■ **WHAT IS NEEDED**: Return only the count of lines in which the word "截至目前" appears.

A block of data
* START *

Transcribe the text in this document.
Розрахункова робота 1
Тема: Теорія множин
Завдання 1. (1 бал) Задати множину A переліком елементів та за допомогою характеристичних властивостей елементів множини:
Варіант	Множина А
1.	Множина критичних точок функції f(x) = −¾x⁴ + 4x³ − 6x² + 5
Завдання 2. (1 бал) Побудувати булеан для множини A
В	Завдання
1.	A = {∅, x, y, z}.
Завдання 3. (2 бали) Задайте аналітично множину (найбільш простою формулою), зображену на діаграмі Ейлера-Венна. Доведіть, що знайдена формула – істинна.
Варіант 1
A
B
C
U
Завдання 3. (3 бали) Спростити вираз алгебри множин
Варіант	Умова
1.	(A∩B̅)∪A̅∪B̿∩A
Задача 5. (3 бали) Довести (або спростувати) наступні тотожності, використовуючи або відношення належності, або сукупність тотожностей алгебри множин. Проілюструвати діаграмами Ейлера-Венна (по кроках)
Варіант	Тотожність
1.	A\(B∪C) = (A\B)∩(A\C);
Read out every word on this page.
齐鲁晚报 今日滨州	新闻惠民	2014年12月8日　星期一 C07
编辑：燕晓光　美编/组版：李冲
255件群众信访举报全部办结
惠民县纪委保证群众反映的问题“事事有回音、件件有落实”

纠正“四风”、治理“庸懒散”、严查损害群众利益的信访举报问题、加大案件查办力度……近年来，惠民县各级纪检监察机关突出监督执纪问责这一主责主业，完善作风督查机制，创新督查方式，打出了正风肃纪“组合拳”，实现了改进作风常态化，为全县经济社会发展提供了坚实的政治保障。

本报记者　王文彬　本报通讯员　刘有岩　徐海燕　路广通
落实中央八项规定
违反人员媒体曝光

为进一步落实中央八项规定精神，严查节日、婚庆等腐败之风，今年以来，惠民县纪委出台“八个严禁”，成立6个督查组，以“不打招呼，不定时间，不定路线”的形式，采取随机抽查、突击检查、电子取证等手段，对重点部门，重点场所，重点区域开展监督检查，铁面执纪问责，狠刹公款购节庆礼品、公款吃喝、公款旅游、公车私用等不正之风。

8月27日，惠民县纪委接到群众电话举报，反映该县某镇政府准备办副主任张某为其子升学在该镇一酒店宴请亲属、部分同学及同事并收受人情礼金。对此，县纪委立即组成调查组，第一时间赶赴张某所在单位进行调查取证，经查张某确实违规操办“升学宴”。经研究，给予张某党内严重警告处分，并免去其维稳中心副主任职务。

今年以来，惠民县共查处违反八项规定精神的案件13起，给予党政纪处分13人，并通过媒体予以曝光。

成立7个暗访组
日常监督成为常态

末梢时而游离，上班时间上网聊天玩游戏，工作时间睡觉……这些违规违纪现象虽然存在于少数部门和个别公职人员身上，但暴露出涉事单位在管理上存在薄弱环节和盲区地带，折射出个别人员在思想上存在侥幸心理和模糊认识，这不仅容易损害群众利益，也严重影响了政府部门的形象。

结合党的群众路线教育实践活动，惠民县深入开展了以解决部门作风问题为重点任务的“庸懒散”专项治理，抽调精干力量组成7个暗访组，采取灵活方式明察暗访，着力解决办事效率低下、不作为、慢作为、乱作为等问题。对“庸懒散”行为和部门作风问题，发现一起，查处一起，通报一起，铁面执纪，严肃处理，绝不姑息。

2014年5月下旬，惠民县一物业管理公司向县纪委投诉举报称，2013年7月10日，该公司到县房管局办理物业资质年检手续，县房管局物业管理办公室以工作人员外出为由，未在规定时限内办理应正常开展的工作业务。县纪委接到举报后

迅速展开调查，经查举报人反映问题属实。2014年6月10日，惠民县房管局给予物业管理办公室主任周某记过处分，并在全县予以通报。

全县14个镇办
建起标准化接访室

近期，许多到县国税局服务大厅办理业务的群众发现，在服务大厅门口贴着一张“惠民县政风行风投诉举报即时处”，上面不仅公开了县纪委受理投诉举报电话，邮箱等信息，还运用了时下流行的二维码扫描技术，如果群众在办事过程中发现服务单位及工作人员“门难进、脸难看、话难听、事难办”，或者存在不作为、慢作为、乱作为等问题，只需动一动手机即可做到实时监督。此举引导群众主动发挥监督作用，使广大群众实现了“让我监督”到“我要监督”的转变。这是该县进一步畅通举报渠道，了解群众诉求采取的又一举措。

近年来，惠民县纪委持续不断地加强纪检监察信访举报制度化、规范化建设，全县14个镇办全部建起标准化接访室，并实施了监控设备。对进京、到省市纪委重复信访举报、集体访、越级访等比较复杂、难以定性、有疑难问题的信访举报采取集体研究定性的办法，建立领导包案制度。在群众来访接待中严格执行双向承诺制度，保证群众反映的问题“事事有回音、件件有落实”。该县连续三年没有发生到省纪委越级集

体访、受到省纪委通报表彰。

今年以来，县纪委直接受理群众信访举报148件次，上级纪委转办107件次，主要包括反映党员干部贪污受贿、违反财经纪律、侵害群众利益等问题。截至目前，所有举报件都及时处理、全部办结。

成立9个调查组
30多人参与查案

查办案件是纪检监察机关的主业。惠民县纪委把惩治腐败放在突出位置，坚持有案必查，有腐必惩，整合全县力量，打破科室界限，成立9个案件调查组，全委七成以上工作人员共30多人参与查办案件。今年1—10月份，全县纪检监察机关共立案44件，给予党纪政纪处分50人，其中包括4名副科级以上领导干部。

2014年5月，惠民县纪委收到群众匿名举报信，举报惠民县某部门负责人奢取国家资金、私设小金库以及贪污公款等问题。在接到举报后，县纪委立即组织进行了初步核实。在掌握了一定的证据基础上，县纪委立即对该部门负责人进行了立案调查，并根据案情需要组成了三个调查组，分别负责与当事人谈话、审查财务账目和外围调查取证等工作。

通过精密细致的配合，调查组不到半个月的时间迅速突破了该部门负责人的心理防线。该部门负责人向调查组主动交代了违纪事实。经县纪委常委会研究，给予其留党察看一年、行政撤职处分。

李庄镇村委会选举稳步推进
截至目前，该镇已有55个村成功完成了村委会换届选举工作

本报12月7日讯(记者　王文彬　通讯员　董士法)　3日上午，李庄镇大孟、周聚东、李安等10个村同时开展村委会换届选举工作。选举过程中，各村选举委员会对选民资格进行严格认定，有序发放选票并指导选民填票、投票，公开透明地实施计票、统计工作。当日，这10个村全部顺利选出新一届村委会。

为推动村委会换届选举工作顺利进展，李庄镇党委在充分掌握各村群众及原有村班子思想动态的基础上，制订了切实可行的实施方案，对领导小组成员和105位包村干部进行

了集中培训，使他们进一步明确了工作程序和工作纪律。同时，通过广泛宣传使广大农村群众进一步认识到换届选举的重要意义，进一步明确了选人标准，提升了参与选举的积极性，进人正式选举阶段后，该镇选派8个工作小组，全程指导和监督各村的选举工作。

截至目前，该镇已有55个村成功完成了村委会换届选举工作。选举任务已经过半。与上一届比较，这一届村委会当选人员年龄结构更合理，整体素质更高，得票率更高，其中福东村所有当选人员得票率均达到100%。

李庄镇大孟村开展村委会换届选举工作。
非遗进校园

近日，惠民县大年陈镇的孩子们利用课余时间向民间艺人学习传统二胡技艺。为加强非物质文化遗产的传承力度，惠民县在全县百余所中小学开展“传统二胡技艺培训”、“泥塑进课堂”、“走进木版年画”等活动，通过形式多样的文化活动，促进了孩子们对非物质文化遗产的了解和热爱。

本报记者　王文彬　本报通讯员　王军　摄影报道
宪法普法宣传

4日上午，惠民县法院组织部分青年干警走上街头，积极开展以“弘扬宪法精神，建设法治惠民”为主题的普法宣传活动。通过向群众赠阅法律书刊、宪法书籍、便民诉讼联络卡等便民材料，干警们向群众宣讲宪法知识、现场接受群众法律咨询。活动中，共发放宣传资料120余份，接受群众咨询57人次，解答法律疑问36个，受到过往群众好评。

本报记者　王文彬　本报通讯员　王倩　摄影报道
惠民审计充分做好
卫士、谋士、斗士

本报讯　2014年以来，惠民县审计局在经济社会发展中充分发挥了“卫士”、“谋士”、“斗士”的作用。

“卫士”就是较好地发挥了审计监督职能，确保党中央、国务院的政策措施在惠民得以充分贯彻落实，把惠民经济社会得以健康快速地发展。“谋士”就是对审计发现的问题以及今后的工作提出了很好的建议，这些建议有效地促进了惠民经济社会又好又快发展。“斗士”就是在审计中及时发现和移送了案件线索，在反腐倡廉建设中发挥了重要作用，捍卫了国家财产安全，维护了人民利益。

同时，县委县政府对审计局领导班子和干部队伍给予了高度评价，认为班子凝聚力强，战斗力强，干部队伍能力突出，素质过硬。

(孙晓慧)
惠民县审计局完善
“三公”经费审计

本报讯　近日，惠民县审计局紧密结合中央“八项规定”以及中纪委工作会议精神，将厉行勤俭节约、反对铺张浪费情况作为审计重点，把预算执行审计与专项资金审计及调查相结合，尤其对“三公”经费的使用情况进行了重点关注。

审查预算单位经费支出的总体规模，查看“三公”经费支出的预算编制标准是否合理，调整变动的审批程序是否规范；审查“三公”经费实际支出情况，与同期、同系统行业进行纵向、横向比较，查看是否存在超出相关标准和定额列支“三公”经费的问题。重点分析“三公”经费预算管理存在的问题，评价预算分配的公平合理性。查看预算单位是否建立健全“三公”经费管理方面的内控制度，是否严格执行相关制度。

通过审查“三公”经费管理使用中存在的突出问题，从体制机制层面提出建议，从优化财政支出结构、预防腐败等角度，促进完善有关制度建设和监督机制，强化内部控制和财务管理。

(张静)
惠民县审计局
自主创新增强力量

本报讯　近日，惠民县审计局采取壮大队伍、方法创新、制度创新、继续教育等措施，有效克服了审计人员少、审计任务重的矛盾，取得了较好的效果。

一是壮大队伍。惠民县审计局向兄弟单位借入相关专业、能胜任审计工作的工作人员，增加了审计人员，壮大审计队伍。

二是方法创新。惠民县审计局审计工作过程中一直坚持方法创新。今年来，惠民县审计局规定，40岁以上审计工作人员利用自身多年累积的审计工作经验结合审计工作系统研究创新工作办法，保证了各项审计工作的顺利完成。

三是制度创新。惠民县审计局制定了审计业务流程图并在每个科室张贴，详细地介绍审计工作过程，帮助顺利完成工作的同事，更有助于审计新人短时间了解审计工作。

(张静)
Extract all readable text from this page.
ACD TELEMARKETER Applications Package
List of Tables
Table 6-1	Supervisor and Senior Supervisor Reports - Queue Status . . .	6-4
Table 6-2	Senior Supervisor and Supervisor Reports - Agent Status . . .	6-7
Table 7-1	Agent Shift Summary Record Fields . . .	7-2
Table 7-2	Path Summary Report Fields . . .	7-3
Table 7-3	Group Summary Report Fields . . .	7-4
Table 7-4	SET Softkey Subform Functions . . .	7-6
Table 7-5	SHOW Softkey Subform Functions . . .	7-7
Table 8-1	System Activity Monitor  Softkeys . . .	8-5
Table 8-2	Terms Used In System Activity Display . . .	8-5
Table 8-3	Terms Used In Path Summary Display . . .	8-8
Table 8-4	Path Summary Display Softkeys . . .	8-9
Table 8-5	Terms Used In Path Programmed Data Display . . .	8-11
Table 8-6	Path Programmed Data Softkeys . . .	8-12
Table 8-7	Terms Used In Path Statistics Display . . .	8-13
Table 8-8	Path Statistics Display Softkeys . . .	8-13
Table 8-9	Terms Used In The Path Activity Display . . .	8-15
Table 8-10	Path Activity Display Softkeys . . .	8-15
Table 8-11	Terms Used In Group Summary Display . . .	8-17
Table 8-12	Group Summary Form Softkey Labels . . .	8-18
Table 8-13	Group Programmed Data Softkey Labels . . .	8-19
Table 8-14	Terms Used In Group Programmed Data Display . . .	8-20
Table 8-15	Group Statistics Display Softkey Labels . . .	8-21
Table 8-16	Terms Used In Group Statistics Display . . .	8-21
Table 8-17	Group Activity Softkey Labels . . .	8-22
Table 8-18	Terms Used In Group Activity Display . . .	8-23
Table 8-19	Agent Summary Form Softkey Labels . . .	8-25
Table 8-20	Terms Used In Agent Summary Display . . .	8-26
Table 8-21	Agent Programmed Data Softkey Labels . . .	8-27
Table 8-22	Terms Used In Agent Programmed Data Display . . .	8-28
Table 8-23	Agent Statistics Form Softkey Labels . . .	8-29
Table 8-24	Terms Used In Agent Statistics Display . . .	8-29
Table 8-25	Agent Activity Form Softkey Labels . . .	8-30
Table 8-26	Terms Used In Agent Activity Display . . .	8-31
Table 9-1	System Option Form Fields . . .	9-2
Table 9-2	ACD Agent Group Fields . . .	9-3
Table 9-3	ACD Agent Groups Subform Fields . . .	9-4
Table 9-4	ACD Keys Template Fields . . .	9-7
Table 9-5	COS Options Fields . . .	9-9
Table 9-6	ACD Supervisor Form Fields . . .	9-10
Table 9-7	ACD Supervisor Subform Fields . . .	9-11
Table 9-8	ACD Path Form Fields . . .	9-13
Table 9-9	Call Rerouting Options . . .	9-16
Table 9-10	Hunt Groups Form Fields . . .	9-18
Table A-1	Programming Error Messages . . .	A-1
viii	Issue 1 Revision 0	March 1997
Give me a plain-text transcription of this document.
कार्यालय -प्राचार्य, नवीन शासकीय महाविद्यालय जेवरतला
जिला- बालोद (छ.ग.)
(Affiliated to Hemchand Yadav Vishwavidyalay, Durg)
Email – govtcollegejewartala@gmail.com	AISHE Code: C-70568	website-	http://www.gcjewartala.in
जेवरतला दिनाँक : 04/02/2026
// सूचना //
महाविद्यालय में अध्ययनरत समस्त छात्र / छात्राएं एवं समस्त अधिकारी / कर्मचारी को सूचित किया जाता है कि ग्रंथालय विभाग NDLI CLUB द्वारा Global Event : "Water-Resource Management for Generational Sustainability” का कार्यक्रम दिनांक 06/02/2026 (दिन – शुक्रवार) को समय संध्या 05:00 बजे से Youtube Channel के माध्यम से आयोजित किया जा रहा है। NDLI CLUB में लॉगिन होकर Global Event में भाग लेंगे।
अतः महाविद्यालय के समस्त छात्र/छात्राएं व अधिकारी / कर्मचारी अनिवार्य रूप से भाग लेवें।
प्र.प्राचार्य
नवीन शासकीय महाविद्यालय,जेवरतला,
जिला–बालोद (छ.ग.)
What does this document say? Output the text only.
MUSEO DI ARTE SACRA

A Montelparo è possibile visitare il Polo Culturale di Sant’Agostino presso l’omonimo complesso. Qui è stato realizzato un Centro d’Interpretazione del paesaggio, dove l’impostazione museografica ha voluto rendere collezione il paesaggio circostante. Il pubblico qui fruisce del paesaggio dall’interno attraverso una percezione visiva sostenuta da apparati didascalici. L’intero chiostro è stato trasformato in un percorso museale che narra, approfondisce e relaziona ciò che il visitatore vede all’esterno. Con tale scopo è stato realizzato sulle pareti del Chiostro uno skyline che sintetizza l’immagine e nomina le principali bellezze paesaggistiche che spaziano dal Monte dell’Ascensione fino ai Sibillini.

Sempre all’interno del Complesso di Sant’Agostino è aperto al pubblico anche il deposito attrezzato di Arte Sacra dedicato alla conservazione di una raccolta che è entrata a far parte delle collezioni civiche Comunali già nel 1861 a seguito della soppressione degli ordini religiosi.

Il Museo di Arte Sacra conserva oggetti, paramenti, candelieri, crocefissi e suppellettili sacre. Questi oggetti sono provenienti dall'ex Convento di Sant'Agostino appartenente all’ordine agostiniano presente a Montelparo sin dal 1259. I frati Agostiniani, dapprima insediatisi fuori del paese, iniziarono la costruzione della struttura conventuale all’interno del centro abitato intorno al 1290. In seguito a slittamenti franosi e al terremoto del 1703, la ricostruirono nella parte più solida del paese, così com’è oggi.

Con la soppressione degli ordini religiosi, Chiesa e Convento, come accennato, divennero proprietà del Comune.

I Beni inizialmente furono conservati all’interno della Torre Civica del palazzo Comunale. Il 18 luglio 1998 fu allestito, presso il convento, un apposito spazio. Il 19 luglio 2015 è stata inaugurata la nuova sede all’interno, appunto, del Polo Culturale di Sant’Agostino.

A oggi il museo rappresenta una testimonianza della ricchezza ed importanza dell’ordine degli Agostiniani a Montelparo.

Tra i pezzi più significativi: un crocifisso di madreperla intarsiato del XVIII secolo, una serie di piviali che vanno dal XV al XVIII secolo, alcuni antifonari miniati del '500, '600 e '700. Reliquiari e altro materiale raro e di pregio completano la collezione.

* END *

■ **CORRECT RESULT**: 3